_THE RECORDS_
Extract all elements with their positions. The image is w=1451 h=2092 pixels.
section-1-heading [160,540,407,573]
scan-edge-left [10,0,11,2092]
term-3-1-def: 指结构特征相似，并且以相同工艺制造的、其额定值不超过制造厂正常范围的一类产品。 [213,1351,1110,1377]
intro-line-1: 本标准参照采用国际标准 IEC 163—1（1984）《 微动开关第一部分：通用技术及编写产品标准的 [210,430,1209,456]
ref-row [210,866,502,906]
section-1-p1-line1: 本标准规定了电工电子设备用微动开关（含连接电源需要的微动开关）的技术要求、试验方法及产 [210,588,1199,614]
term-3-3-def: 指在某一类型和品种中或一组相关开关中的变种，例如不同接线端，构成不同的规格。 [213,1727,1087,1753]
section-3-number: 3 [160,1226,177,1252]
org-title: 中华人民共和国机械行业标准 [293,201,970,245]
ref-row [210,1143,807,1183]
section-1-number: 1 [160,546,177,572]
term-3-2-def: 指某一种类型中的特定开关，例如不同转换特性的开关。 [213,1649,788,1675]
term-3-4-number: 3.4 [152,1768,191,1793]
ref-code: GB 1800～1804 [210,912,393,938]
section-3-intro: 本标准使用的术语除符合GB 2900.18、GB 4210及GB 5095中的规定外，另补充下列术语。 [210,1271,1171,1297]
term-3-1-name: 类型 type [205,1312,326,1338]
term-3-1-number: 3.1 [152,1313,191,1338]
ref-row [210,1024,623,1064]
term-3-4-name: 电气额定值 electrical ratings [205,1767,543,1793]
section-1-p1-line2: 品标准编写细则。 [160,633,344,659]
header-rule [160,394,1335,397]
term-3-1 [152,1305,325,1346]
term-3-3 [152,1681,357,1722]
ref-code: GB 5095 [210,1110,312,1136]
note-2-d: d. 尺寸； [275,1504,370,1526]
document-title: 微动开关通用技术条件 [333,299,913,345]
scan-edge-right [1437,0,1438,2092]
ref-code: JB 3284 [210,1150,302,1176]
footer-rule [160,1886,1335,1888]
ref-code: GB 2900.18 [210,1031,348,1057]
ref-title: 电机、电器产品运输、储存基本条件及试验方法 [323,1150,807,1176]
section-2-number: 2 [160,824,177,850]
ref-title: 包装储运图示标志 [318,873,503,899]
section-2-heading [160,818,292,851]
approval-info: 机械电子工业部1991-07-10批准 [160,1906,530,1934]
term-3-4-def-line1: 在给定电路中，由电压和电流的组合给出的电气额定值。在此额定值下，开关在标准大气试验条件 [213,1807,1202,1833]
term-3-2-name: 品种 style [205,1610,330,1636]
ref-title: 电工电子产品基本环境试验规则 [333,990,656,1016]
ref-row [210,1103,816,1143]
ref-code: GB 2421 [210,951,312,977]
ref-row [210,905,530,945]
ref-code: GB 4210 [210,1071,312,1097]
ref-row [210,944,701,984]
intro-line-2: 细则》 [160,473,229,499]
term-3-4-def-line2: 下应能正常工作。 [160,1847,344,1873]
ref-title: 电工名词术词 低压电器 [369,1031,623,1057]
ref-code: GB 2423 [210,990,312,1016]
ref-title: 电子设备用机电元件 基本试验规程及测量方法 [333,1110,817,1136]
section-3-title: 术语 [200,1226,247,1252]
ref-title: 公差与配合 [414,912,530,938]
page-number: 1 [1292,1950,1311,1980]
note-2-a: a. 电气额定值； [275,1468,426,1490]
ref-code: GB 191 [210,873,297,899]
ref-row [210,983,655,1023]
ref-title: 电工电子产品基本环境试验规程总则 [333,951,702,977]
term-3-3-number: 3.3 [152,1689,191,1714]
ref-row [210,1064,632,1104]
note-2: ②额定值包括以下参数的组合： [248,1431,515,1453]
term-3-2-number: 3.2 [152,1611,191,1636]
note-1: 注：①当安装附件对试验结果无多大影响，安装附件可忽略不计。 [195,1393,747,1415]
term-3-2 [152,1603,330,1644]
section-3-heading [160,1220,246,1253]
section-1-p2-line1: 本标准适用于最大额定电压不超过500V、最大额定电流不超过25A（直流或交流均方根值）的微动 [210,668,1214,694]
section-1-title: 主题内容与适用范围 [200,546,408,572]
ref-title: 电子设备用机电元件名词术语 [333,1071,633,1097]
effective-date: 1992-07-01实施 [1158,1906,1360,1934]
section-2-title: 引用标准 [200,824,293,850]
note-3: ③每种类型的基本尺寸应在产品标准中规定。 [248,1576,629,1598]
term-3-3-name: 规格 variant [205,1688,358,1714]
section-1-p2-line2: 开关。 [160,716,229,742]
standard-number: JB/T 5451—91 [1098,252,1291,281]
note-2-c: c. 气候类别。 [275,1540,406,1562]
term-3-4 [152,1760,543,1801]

_EXERCISE INSTRUCTIONS_
Render the records from their start through the line containing "ref-row [210,866,502,906]" as a Markdown table with a Row column numbering each line and a Line column holding its text, leaving out any blank lines.

_WRITTEN ANSWER_
| Row | Line |
|---|---|
| 1 | Extract all elements with their positions. The image is w=1451 h=2092 pixels. |
| 2 | section-1-heading [160,540,407,573] |
| 3 | scan-edge-left [10,0,11,2092] |
| 4 | term-3-1-def: 指结构特征相似，并且以相同工艺制造的、其额定值不超过制造厂正常范围的一类产品。 [213,1351,1110,1377] |
| 5 | intro-line-1: 本标准参照采用国际标准 IEC 163—1（1984）《 微动开关第一部分：通用技术及编写产品标准的 [210,430,1209,456] |
| 6 | ref-row [210,866,502,906] |